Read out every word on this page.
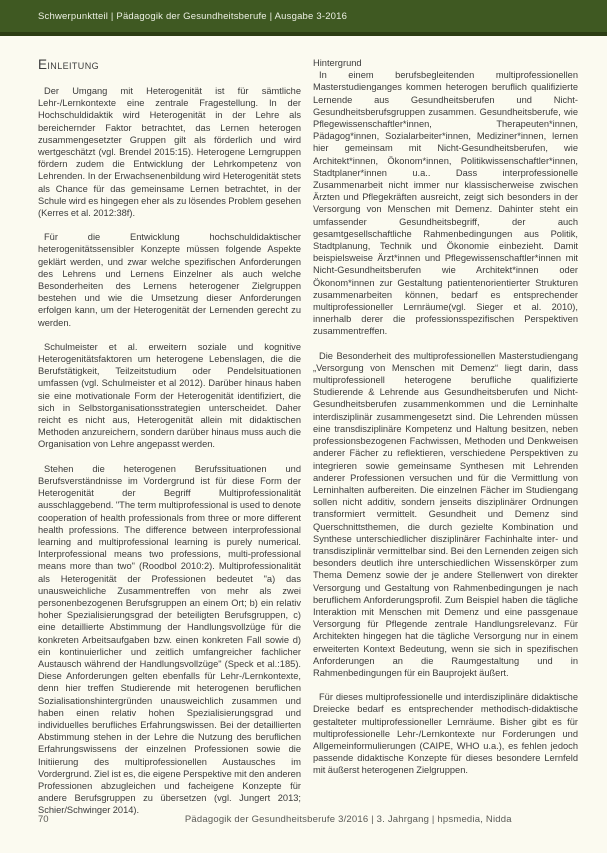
Schwerpunktteil | Pädagogik der Gesundheitsberufe | Ausgabe 3-2016
Einleitung

Der Umgang mit Heterogenität ist für sämtliche Lehr-/Lernkontexte eine zentrale Fragestellung. In der Hochschuldidaktik wird Heterogenität in der Lehre als bereichernder Faktor betrachtet, das Lernen heterogen zusammengesetzter Gruppen gilt als förderlich und wird wertgeschätzt (vgl. Brendel 2015:15). Heterogene Lerngruppen fördern zudem die Entwicklung der Lehrkompetenz von Lehrenden. In der Erwachsenenbildung wird Heterogenität stets als Chance für das gemeinsame Lernen betrachtet, in der Schule wird es hingegen eher als zu lösendes Problem gesehen (Kerres et al. 2012:38f).

Für die Entwicklung hochschuldidaktischer heterogenitätssensibler Konzepte müssen folgende Aspekte geklärt werden, und zwar welche spezifischen Anforderungen des Lehrens und Lernens Einzelner als auch welche Besonderheiten des Lernens heterogener Zielgruppen bestehen und wie die Umsetzung dieser Anforderungen erfolgen kann, um der Heterogenität der Lernenden gerecht zu werden.

Schulmeister et al. erweitern soziale und kognitive Heterogenitätsfaktoren um heterogene Lebenslagen, die die Berufstätigkeit, Teilzeitstudium oder Pendelsituationen umfassen (vgl. Schulmeister et al 2012). Darüber hinaus haben sie eine motivationale Form der Heterogenität identifiziert, die sich in Selbstorganisationsstrategien unterscheidet. Daher reicht es nicht aus, Heterogenität allein mit didaktischen Methoden anzureichern, sondern darüber hinaus muss auch die Organisation von Lehre angepasst werden.

Stehen die heterogenen Berufssituationen und Berufsverständnisse im Vordergrund ist für diese Form der Heterogenität der Begriff Multiprofessionalität ausschlaggebend. "The term multiprofessional is used to denote cooperation of health professionals from three or more different health professions. The difference between interprofessional learning and multiprofessional learning is purely numerical. Interprofessional means two professions, multi-professional means more than two" (Roodbol 2010:2). Multiprofessionalität als Heterogenität der Professionen bedeutet "a) das unausweichliche Zusammentreffen von mehr als zwei personenbezogenen Berufsgruppen an einem Ort; b) ein relativ hoher Spezialisierungsgrad der beteiligten Berufsgruppen, c) eine detaillierte Abstimmung der Handlungsvollzüge für die konkreten Arbeitsaufgaben bzw. einen konkreten Fall sowie d) ein kontinuierlicher und zeitlich umfangreicher fachlicher Austausch während der Handlungsvollzüge" (Speck et al.:185). Diese Anforderungen gelten ebenfalls für Lehr-/Lernkontexte, denn hier treffen Studierende mit heterogenen beruflichen Sozialisationshintergründen unausweichlich zusammen und haben einen relativ hohen Spezialisierungsgrad und individuelles berufliches Erfahrungswissen. Bei der detaillierten Abstimmung stehen in der Lehre die Nutzung des beruflichen Erfahrungswissens der einzelnen Professionen sowie die Initiierung des multiprofessionellen Austausches im Vordergrund. Ziel ist es, die eigene Perspektive mit den anderen Professionen abzugleichen und facheigene Konzepte für andere Berufsgruppen zu übersetzen (vgl. Jungert 2013; Schier/Schwinger 2014).

Hintergrund

In einem berufsbegleitenden multiprofessionellen Masterstudienganges kommen heterogen beruflich qualifizierte Lernende aus Gesundheitsberufen und Nicht-Gesundheitsberufsgruppen zusammen. Gesundheitsberufe, wie Pflegewissenschaftler*innen, Therapeuten*innen, Pädagog*innen, Sozialarbeiter*innen, Mediziner*innen, lernen hier gemeinsam mit Nicht-Gesundheitsberufen, wie Architekt*innen, Ökonom*innen, Politikwissenschaftler*innen, Stadtplaner*innen u.a.. Dass interprofessionelle Zusammenarbeit nicht immer nur klassischerweise zwischen Ärzten und Pflegekräften ausreicht, zeigt sich besonders in der Versorgung von Menschen mit Demenz. Dahinter steht ein umfassender Gesundheitsbegriff, der auch gesamtgesellschaftliche Rahmenbedingungen aus Politik, Stadtplanung, Technik und Ökonomie einbezieht. Damit beispielsweise Ärzt*innen und Pflegewissenschaftler*innen mit Nicht-Gesundheitsberufen wie Architekt*innen oder Ökonom*innen zur Gestaltung patientenorientierter Strukturen zusammenarbeiten können, bedarf es entsprechender multiprofessioneller Lernräume(vgl. Sieger et al. 2010), innerhalb derer die professionsspezifischen Perspektiven zusammentreffen.

Die Besonderheit des multiprofessionellen Masterstudiengang „Versorgung von Menschen mit Demenz“ liegt darin, dass multiprofessionell heterogene berufliche qualifizierte Studierende & Lehrende aus Gesundheitsberufen und Nicht-Gesundheitsberufen zusammenkommen und die Lerninhalte interdisziplinär zusammengesetzt sind. Die Lehrenden müssen eine transdisziplinäre Kompetenz und Haltung besitzen, neben professionsbezogenen Fachwissen, Methoden und Denkweisen anderer Fächer zu reflektieren, verschiedene Perspektiven zu integrieren sowie gemeinsame Synthesen mit Lehrenden anderer Professionen versuchen und für die Vermittlung von Lerninhalten aufbereiten. Die einzelnen Fächer im Studiengang sollen nicht additiv, sondern jenseits disziplinärer Ordnungen transformiert vermittelt. Gesundheit und Demenz sind Querschnittsthemen, die durch gezielte Kombination und Synthese unterschiedlicher disziplinärer Fachinhalte inter- und transdisziplinär vermittelbar sind. Bei den Lernenden zeigen sich besonders deutlich ihre unterschiedlichen Wissenskörper zum Thema Demenz sowie der je andere Stellenwert von direkter Versorgung und Gestaltung von Rahmenbedingungen je nach beruflichem Anforderungsprofil. Zum Beispiel haben die tägliche Interaktion mit Menschen mit Demenz und eine passgenaue Versorgung für Pflegende zentrale Handlungsrelevanz. Für Architekten hingegen hat die tägliche Versorgung nur in einem erweiterten Kontext Bedeutung, wenn sie sich in spezifischen Anforderungen an die Raumgestaltung und in Rahmenbedingungen für ein Bauprojekt äußert.

Für dieses multiprofessionelle und interdisziplinäre didaktische Dreiecke bedarf es entsprechender methodisch-didaktische gestalteter multiprofessioneller Lernräume. Bisher gibt es für multiprofessionelle Lehr-/Lernkontexte nur Forderungen und Allgemeinformulierungen (CAIPE, WHO u.a.), es fehlen jedoch passende didaktische Konzepte für dieses besondere Lernfeld mit äußerst heterogenen Zielgruppen.

70	Pädagogik der Gesundheitsberufe 3/2016 | 3. Jahrgang | hpsmedia, Nidda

■ ■ ■ ■ ■

Copy the listing in full and without alteration, omitting every picture.

**Problem solution**
Read out every word on this page.
Schwerpunktteil | Pädagogik der Gesundheitsberufe | Ausgabe 3-2016
Einleitung

Der Umgang mit Heterogenität ist für sämtliche Lehr-/Lernkontexte eine zentrale Fragestellung. In der Hochschuldidaktik wird Heterogenität in der Lehre als bereichernder Faktor betrachtet, das Lernen heterogen zusammengesetzter Gruppen gilt als förderlich und wird wertgeschätzt (vgl. Brendel 2015:15). Heterogene Lerngruppen fördern zudem die Entwicklung der Lehrkompetenz von Lehrenden. In der Erwachsenenbildung wird Heterogenität stets als Chance für das gemeinsame Lernen betrachtet, in der Schule wird es hingegen eher als zu lösendes Problem gesehen (Kerres et al. 2012:38f).

Für die Entwicklung hochschuldidaktischer heterogenitätssensibler Konzepte müssen folgende Aspekte geklärt werden, und zwar welche spezifischen Anforderungen des Lehrens und Lernens Einzelner als auch welche Besonderheiten des Lernens heterogener Zielgruppen bestehen und wie die Umsetzung dieser Anforderungen erfolgen kann, um der Heterogenität der Lernenden gerecht zu werden.

Schulmeister et al. erweitern soziale und kognitive Heterogenitätsfaktoren um heterogene Lebenslagen, die die Berufstätigkeit, Teilzeitstudium oder Pendelsituationen umfassen (vgl. Schulmeister et al 2012). Darüber hinaus haben sie eine motivationale Form der Heterogenität identifiziert, die sich in Selbstorganisationsstrategien unterscheidet. Daher reicht es nicht aus, Heterogenität allein mit didaktischen Methoden anzureichern, sondern darüber hinaus muss auch die Organisation von Lehre angepasst werden.

Stehen die heterogenen Berufssituationen und Berufsverständnisse im Vordergrund ist für diese Form der Heterogenität der Begriff Multiprofessionalität ausschlaggebend. "The term multiprofessional is used to denote cooperation of health professionals from three or more different health professions. The difference between interprofessional learning and multiprofessional learning is purely numerical. Interprofessional means two professions, multi-professional means more than two" (Roodbol 2010:2). Multiprofessionalität als Heterogenität der Professionen bedeutet "a) das unausweichliche Zusammentreffen von mehr als zwei personenbezogenen Berufsgruppen an einem Ort; b) ein relativ hoher Spezialisierungsgrad der beteiligten Berufsgruppen, c) eine detaillierte Abstimmung der Handlungsvollzüge für die konkreten Arbeitsaufgaben bzw. einen konkreten Fall sowie d) ein kontinuierlicher und zeitlich umfangreicher fachlicher Austausch während der Handlungsvollzüge" (Speck et al.:185). Diese Anforderungen gelten ebenfalls für Lehr-/Lernkontexte, denn hier treffen Studierende mit heterogenen beruflichen Sozialisationshintergründen unausweichlich zusammen und haben einen relativ hohen Spezialisierungsgrad und individuelles berufliches Erfahrungswissen. Bei der detaillierten Abstimmung stehen in der Lehre die Nutzung des beruflichen Erfahrungswissens der einzelnen Professionen sowie die Initiierung des multiprofessionellen Austausches im Vordergrund. Ziel ist es, die eigene Perspektive mit den anderen Professionen abzugleichen und facheigene Konzepte für andere Berufsgruppen zu übersetzen (vgl. Jungert 2013; Schier/Schwinger 2014).

Hintergrund

In einem berufsbegleitenden multiprofessionellen Masterstudienganges kommen heterogen beruflich qualifizierte Lernende aus Gesundheitsberufen und Nicht-Gesundheitsberufsgruppen zusammen. Gesundheitsberufe, wie Pflegewissenschaftler*innen, Therapeuten*innen, Pädagog*innen, Sozialarbeiter*innen, Mediziner*innen, lernen hier gemeinsam mit Nicht-Gesundheitsberufen, wie Architekt*innen, Ökonom*innen, Politikwissenschaftler*innen, Stadtplaner*innen u.a.. Dass interprofessionelle Zusammenarbeit nicht immer nur klassischerweise zwischen Ärzten und Pflegekräften ausreicht, zeigt sich besonders in der Versorgung von Menschen mit Demenz. Dahinter steht ein umfassender Gesundheitsbegriff, der auch gesamtgesellschaftliche Rahmenbedingungen aus Politik, Stadtplanung, Technik und Ökonomie einbezieht. Damit beispielsweise Ärzt*innen und Pflegewissenschaftler*innen mit Nicht-Gesundheitsberufen wie Architekt*innen oder Ökonom*innen zur Gestaltung patientenorientierter Strukturen zusammenarbeiten können, bedarf es entsprechender multiprofessioneller Lernräume(vgl. Sieger et al. 2010), innerhalb derer die professionsspezifischen Perspektiven zusammentreffen.

Die Besonderheit des multiprofessionellen Masterstudiengang „Versorgung von Menschen mit Demenz“ liegt darin, dass multiprofessionell heterogene berufliche qualifizierte Studierende & Lehrende aus Gesundheitsberufen und Nicht-Gesundheitsberufen zusammenkommen und die Lerninhalte interdisziplinär zusammengesetzt sind. Die Lehrenden müssen eine transdisziplinäre Kompetenz und Haltung besitzen, neben professionsbezogenen Fachwissen, Methoden und Denkweisen anderer Fächer zu reflektieren, verschiedene Perspektiven zu integrieren sowie gemeinsame Synthesen mit Lehrenden anderer Professionen versuchen und für die Vermittlung von Lerninhalten aufbereiten. Die einzelnen Fächer im Studiengang sollen nicht additiv, sondern jenseits disziplinärer Ordnungen transformiert vermittelt. Gesundheit und Demenz sind Querschnittsthemen, die durch gezielte Kombination und Synthese unterschiedlicher disziplinärer Fachinhalte inter- und transdisziplinär vermittelbar sind. Bei den Lernenden zeigen sich besonders deutlich ihre unterschiedlichen Wissenskörper zum Thema Demenz sowie der je andere Stellenwert von direkter Versorgung und Gestaltung von Rahmenbedingungen je nach beruflichem Anforderungsprofil. Zum Beispiel haben die tägliche Interaktion mit Menschen mit Demenz und eine passgenaue Versorgung für Pflegende zentrale Handlungsrelevanz. Für Architekten hingegen hat die tägliche Versorgung nur in einem erweiterten Kontext Bedeutung, wenn sie sich in spezifischen Anforderungen an die Raumgestaltung und in Rahmenbedingungen für ein Bauprojekt äußert.

Für dieses multiprofessionelle und interdisziplinäre didaktische Dreiecke bedarf es entsprechender methodisch-didaktische gestalteter multiprofessioneller Lernräume. Bisher gibt es für multiprofessionelle Lehr-/Lernkontexte nur Forderungen und Allgemeinformulierungen (CAIPE, WHO u.a.), es fehlen jedoch passende didaktische Konzepte für dieses besondere Lernfeld mit äußerst heterogenen Zielgruppen.

70	Pädagogik der Gesundheitsberufe 3/2016 | 3. Jahrgang | hpsmedia, Nidda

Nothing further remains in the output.